TEXTAUSZUG:

##############################

# FTP Server lässt sich nicht verbinden



## yuro (2. April 2012)

Servus,

hab ein problem und zwar wenn ich mich mit meinem ftp server verbinden lassen will wird mir ständig angezeigt das ein Netzwerkfehler vorhanden ist.. ich weiss nicht woher das kommt.

habe mich immer normal eingewählt über WinSCP oder FileZilla.. kann mir jmd sagen woran es liegt?


----------



## sheel (2. April 2012)

Hi

hast du irgendwas verändert?
Steht bei der Fehlermeldung was genaueres?
Welches Programm bringt die Meldung?
Wo steht der Server (Heimnetzwerk, Hoster, ...)?
Kannst du ihn anpingen?
Gehen andere Protokolle (falls vorhanden)?


----------



## yuro (2. April 2012)

alsooo

1. ne hab nix verändert, alles ist gleich geblieben

2. WinSCP zeigt: Netzwerkfehler

FileZilla zeigt: 
Fehler:	Kritischer Fehler
Fehler:	Herstellen der Verbindung zum Server fehlgeschlagen

mehr steht da nicht

3. Der Server steht aufn Hoster

mehr weiss ich auch nicht


----------



## sheel (2. April 2012)

Schickst du mir vllt. die Url per PN, dann kann ich den Rest rausfinden?
(Kennwort brauch ich dazu nicht, nur die Url)

edit:
Kommst du soweit, dass du Benutzernamen/Kennwort eingeben kannst,
oder kommt der Fehler schon zuerst?


----------



## yuro (2. April 2012)

also ich kann benutzername und kennwort eingeben und wenn ich mich dann einwähle kommt der fehler "Netzwerkfehler".. weiter steht nix


----------



## Bratkartoffel (2. April 2012)

Hi,

kannst du den Server anpingen? Kommst du von einem anderen Anschluss (zum Beispiel bei nem Freund) auf den Server?

Grüße,
BK


----------



## sheel (2. April 2012)

Ah, Antwort vergessen 
Anpingen geht.
Server tut auch ziemlich normal...
Was nach der Kennworteingabe kommt, kann ich aber auch nicht sagen.

@yuro: Hast du mal das CMD-Programm versucht, ob es genauere Meldungen hat?
Oder einmal bei U.D. nachgefragt?


----------



## yuro (2. April 2012)

Also wie gesagt laut dem Programm WinSCP kam nur "Netzwerkfehler" aber keine genaueren Details.

bei FileZilla wars genauso... was isn U.D.?  bin da jetzt ned so geschult was das angeht


----------



## sheel (2. April 2012)

Was ich mit CMD-Programm meinte:
Die Windowskonsole starten (Start-Ausführen-"cmd")
und dort in dem schwarzen Etwas
ftp ...
eingeben (wobei die ... durch die Url ersetzt werden, die du mir per PN geschickt hast).

Das fragt dann auch nach Benutzernamen und Kennwort und gibt dann
eventuell eine detailliertere Fehlermeldung raus.

##############################

Daten zu Regionsgrenzen

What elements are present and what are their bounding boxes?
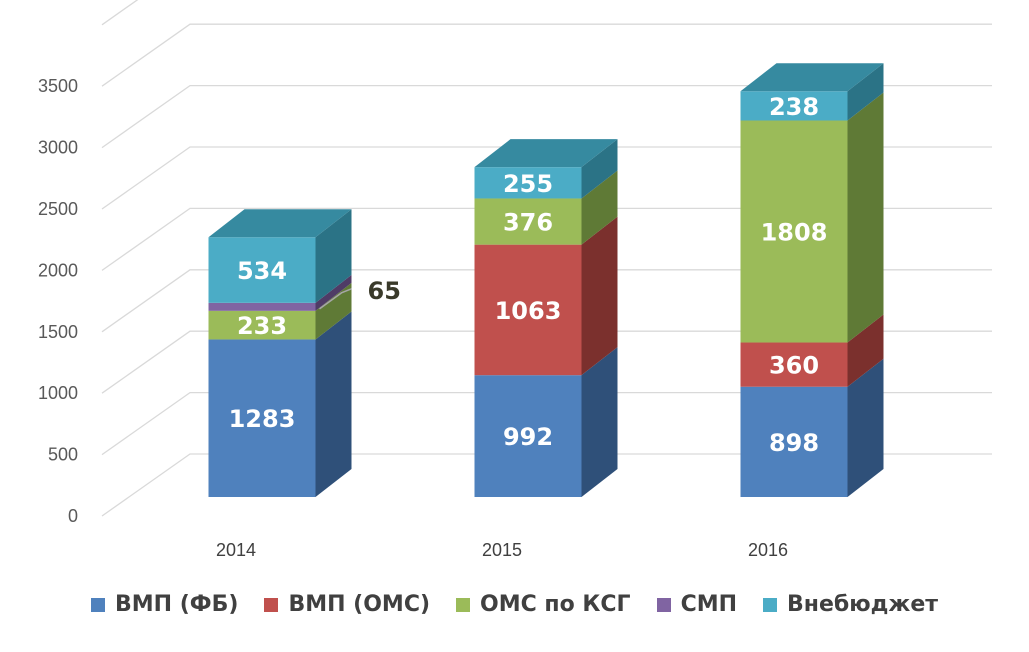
x-tick-label: 2016 [748,540,788,560]
data-label: 1808 [761,219,828,247]
legend-label: СМП [680,592,738,617]
legend-label: ОМС по КСГ [480,592,631,617]
data-label: 534 [237,257,287,285]
data-label: 992 [503,423,553,451]
bar-side [847,358,884,497]
gridline [101,84,992,149]
gridline [101,23,992,87]
leader-line [319,288,352,310]
gridline [101,330,992,394]
bar-side [581,216,618,376]
bar-side [847,63,884,121]
bar-segment [474,375,582,497]
legend: ВМП (ФБ) ВМП (ОМС) ОМС по КСГ СМП Внебюджет [0,592,1029,617]
gridline [101,391,992,456]
y-tick-label: 0 [68,506,78,526]
bars: 1283 233 65 534 992 1063 376 255 898 360 1808 238 [208,63,884,497]
data-label: 1063 [495,297,562,325]
legend-swatch [264,597,279,612]
y-tick-label: 2500 [38,199,78,219]
bar-side [847,92,884,343]
bar-top [474,139,618,168]
bar-side [581,347,618,497]
bar-side [315,274,352,311]
legend-item: СМП [656,592,738,617]
bar-top [208,209,352,238]
legend-swatch [656,597,671,612]
gridline [101,207,992,271]
data-label: 1283 [229,405,296,433]
gridline [101,146,992,210]
data-label: 898 [769,429,819,457]
bar-segment [740,120,848,343]
bar-segment [474,244,582,376]
bar-segment [740,91,848,121]
legend-swatch [763,597,778,612]
legend-item: ОМС по КСГ [456,592,631,617]
data-label: 376 [503,209,553,237]
data-label: 360 [769,352,819,380]
y-tick-label: 3500 [38,76,78,96]
x-tick-label: 2014 [216,540,256,560]
bar-segment [208,339,316,497]
legend-label: ВМП (ОМС) [288,592,431,617]
bar-stack-2016: 898 360 1808 238 [740,63,884,497]
y-tick-label: 1500 [38,322,78,342]
gridlines [101,0,992,517]
bar-side [581,170,618,245]
bar-stack-2014: 1283 233 65 534 [208,209,401,497]
bar-segment [474,167,582,199]
data-label: 255 [503,170,553,198]
gridline [101,0,139,26]
bar-side [315,209,352,303]
bar-segment [474,198,582,245]
x-tick-label: 2015 [482,540,522,560]
bar-segment [740,386,848,497]
y-tick-label: 1000 [38,383,78,403]
legend-label: ВМП (ФБ) [115,592,239,617]
legend-label: Внебюджет [787,592,938,617]
legend-item: ВМП (ФБ) [91,592,238,617]
bar-segment [208,310,316,340]
legend-swatch [456,597,471,612]
y-tick-label: 500 [48,445,78,465]
bar-segment [208,237,316,303]
y-tick-label: 2000 [38,260,78,280]
stacked-3d-bar-chart: 0 500 1000 1500 2000 2500 3000 3500 1283 233 65 53… [38,0,992,560]
bar-side [581,139,618,199]
y-tick-label: 3000 [38,138,78,158]
bar-top [740,63,884,92]
bar-segment [208,302,316,311]
legend-item: ВМП (ОМС) [264,592,430,617]
data-label: 233 [237,312,287,340]
data-label: 238 [769,93,819,121]
bar-side [315,282,352,340]
bar-segment [740,342,848,387]
legend-item: Внебюджет [763,592,938,617]
gridline [101,453,992,517]
bar-side [847,314,884,387]
bar-side [315,311,352,497]
bar-stack-2015: 992 1063 376 255 [474,139,618,497]
legend-swatch [91,597,105,612]
x-axis: 2014 2015 2016 [216,540,788,560]
y-axis: 0 500 1000 1500 2000 2500 3000 3500 [38,76,78,526]
gridline [101,269,992,333]
data-label: 65 [368,277,401,305]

##############################

AUFGABENSTELLUNG A: Übertrage aus dem Forenthread zum FTP-Server den Abschnitt von "Oder einmal bei" bis "keine genaueren Details." wortgetreu.
AUFGABENSTELLUNG B: Nenne alle Benutzernamen, unter denen im Forenthread zum FTP-Server Beiträge verfasst wurden.
Die Einträge sind hierfür ohne Bedeutung.

LÖSUNG A:
Oder einmal bei U.D. nachgefragt?


----------



## yuro (2. April 2012)

Also wie gesagt laut dem Programm WinSCP kam nur "Netzwerkfehler" aber keine genaueren Details.

LÖSUNG B: yuro, sheel, Bratkartoffel